Gather up every line that includes the string "материалов".
::::
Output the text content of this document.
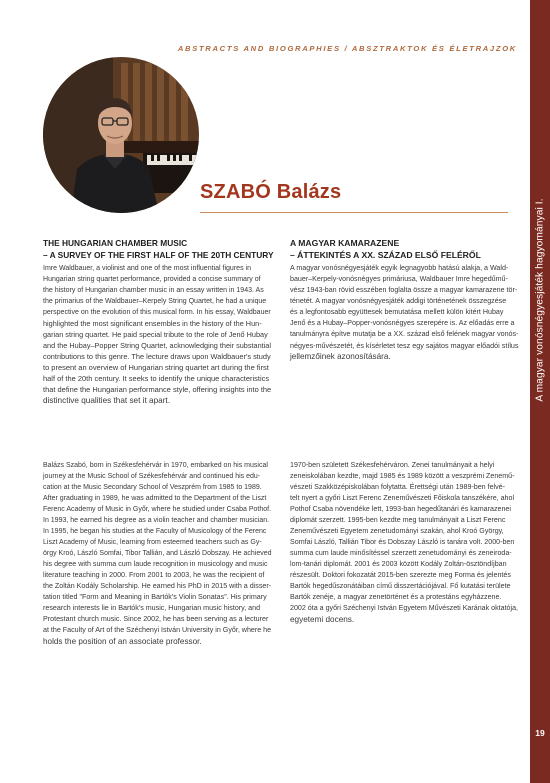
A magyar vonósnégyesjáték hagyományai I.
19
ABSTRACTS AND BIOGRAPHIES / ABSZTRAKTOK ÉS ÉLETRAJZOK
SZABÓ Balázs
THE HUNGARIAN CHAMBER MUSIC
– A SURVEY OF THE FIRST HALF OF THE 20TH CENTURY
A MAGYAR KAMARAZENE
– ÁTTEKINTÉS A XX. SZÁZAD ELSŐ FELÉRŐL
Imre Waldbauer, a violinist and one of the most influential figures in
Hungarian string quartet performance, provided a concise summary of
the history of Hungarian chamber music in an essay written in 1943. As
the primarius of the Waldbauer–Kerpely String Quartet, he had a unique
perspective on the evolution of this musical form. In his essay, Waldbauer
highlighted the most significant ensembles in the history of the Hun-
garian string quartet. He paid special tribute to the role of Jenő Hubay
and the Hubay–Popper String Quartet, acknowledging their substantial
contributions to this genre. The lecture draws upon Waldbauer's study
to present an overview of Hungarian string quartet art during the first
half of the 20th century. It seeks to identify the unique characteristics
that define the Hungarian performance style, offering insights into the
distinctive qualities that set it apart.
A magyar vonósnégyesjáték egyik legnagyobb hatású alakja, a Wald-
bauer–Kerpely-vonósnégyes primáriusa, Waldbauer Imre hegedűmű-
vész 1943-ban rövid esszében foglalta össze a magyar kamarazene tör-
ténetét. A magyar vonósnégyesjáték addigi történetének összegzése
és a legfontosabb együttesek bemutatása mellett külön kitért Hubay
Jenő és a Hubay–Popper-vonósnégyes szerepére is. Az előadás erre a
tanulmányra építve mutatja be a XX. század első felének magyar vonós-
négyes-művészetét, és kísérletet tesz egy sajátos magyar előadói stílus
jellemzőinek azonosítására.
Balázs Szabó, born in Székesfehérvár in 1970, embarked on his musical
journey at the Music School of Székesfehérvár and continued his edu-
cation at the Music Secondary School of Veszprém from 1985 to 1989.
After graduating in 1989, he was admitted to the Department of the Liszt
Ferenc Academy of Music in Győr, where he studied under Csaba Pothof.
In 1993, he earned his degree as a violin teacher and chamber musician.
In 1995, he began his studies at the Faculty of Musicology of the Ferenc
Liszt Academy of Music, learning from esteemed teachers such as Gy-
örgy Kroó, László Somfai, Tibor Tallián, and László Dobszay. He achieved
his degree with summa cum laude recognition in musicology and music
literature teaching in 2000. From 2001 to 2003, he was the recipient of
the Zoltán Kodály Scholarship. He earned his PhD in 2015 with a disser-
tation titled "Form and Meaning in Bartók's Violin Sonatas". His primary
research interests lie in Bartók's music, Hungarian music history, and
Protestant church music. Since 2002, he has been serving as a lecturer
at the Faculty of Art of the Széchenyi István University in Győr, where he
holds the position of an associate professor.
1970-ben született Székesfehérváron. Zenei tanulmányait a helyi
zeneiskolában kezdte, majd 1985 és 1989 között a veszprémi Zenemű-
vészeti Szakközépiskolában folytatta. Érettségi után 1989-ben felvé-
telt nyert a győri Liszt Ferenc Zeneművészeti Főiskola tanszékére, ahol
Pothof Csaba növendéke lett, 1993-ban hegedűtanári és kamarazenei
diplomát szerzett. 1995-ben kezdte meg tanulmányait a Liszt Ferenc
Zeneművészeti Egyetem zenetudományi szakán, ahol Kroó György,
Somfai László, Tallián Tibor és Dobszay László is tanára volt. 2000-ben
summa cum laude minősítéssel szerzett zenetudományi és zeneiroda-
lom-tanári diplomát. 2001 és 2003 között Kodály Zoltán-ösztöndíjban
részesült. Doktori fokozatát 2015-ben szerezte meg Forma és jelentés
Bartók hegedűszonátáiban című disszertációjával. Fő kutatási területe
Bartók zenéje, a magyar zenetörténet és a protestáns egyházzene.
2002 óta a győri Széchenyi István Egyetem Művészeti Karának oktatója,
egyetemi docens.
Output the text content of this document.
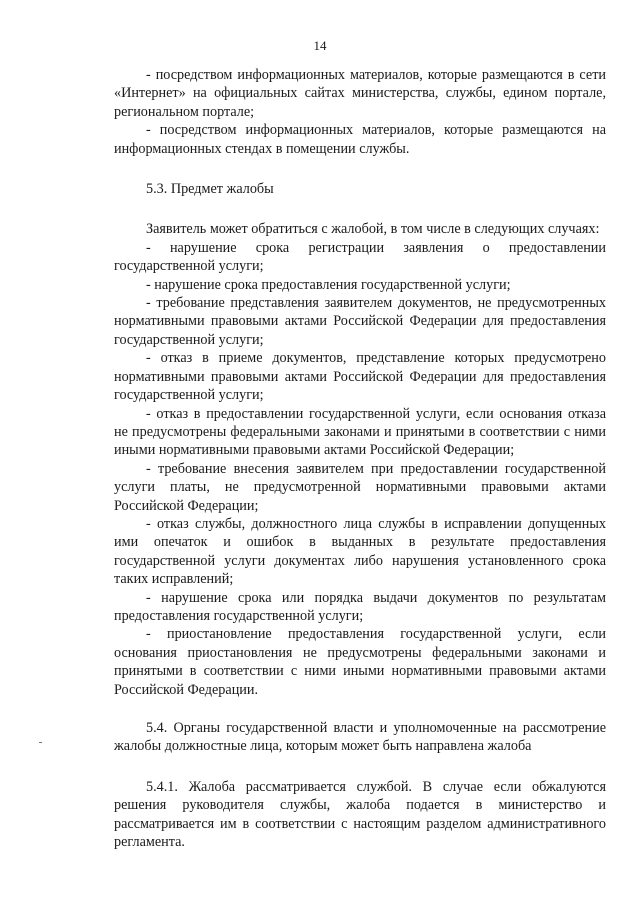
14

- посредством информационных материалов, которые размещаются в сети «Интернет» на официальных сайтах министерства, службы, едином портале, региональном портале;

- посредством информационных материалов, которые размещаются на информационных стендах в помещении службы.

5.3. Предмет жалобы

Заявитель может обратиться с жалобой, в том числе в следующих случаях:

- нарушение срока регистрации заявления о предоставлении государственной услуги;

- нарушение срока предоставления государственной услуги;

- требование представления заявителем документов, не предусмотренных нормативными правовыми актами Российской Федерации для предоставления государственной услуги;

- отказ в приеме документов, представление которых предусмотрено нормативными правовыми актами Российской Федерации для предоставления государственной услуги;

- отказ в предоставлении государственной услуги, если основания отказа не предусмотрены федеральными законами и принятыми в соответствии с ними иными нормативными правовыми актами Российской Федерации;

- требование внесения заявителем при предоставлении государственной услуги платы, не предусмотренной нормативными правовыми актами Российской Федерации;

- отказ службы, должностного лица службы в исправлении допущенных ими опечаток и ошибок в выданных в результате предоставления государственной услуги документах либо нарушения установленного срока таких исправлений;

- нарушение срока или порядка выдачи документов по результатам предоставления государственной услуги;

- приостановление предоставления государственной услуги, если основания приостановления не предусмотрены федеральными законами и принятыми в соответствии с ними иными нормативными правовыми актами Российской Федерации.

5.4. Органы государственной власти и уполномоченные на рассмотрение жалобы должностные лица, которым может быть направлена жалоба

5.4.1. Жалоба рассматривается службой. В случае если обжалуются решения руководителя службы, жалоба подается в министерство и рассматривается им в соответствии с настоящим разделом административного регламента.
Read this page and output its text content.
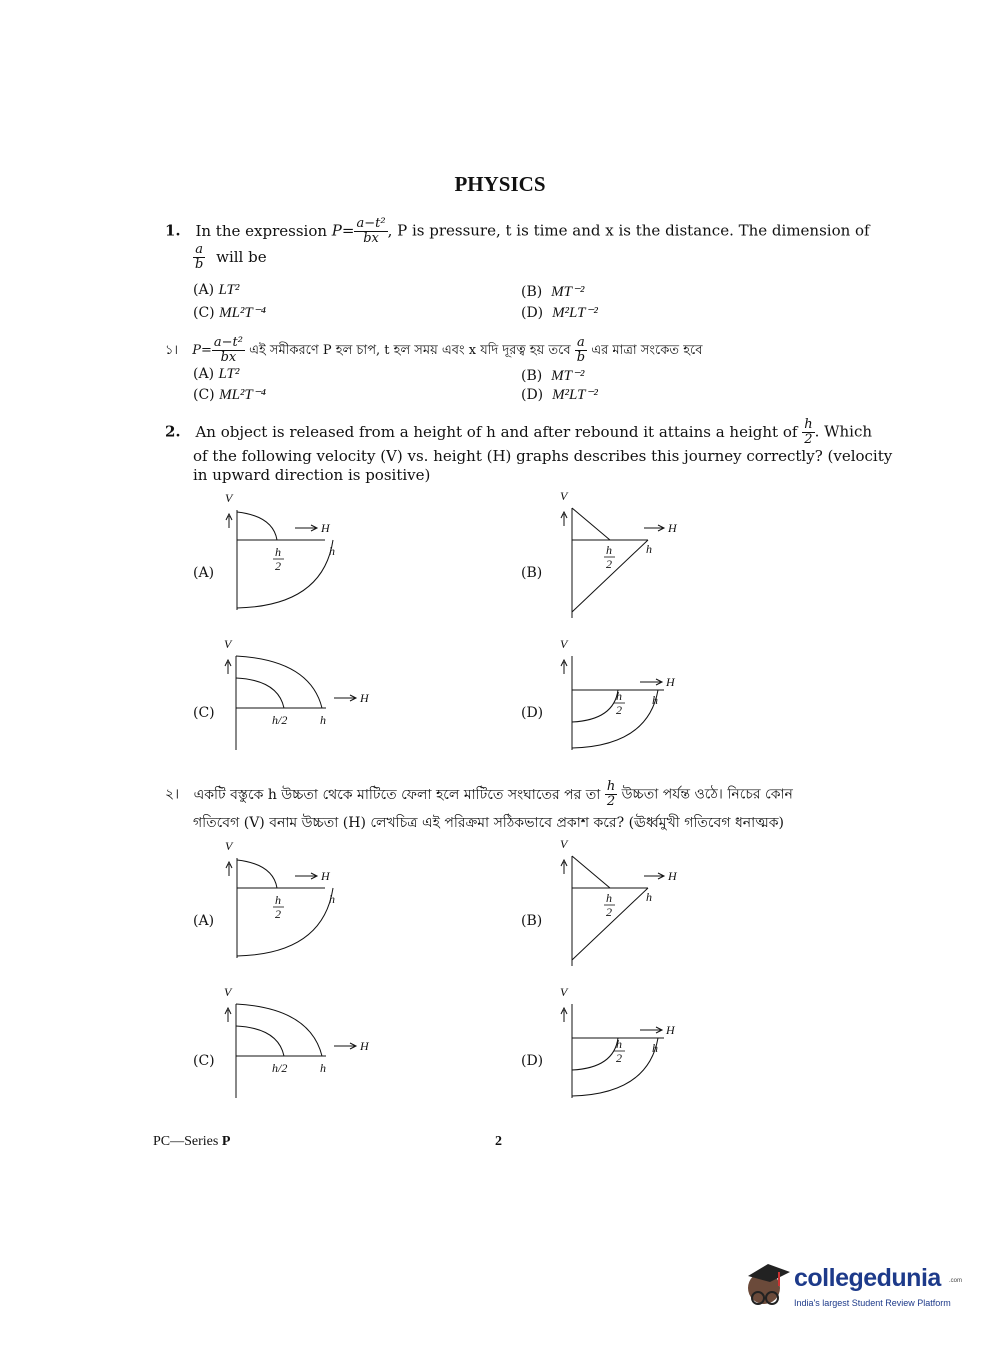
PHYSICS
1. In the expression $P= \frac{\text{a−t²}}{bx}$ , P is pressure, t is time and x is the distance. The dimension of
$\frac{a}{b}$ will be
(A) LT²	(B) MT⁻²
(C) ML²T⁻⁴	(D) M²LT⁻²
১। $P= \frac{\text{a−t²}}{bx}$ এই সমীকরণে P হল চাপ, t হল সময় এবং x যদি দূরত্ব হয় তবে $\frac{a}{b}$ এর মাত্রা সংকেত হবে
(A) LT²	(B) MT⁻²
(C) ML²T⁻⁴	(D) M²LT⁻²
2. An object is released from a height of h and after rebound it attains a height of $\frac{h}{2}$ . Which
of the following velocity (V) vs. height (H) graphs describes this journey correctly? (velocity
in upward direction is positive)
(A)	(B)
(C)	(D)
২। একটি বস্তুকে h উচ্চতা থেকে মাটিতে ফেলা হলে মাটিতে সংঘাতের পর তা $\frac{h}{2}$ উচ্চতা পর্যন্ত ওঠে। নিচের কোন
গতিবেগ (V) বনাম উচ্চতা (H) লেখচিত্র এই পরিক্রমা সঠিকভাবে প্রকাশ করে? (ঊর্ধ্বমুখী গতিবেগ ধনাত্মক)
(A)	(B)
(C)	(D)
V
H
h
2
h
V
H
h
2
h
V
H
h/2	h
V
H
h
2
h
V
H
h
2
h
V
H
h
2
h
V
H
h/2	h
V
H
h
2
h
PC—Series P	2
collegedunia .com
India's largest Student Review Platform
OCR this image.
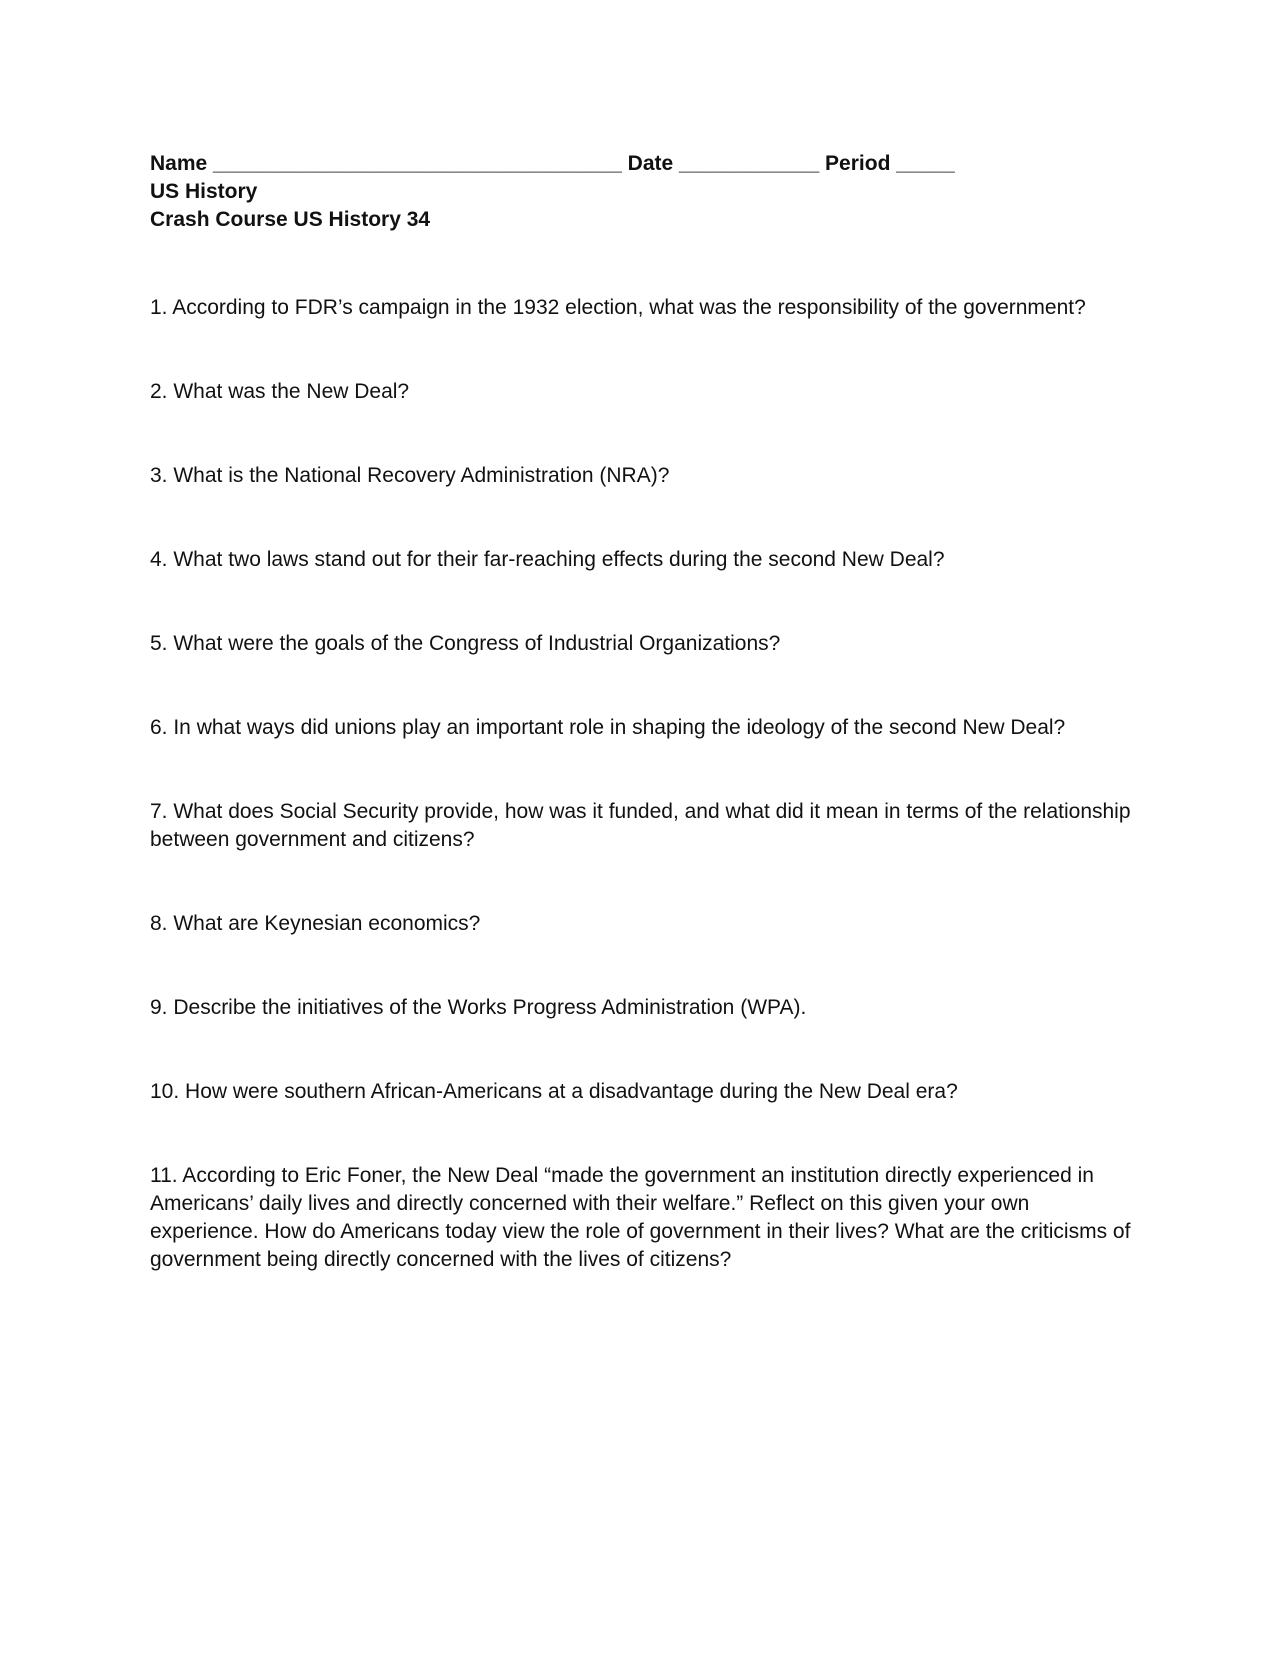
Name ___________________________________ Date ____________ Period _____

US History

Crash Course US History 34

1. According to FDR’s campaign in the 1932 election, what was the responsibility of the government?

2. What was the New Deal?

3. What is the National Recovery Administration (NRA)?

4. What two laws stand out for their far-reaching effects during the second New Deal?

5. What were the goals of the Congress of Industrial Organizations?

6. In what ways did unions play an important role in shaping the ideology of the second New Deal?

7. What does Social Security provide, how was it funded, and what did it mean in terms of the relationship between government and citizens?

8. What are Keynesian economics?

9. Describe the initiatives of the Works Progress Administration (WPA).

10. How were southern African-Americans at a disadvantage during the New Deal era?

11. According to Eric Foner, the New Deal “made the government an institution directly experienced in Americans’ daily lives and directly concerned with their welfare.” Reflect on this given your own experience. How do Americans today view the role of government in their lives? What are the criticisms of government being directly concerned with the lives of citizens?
::::
**PROBLEM SOLUTION:**
- посредством информационных материалов, которые размещаются в сети «Интернет» на официальных сайтах министерства, службы, едином портале, региональном портале;
- посредством информационных материалов, которые размещаются на информационных стендах в помещении службы.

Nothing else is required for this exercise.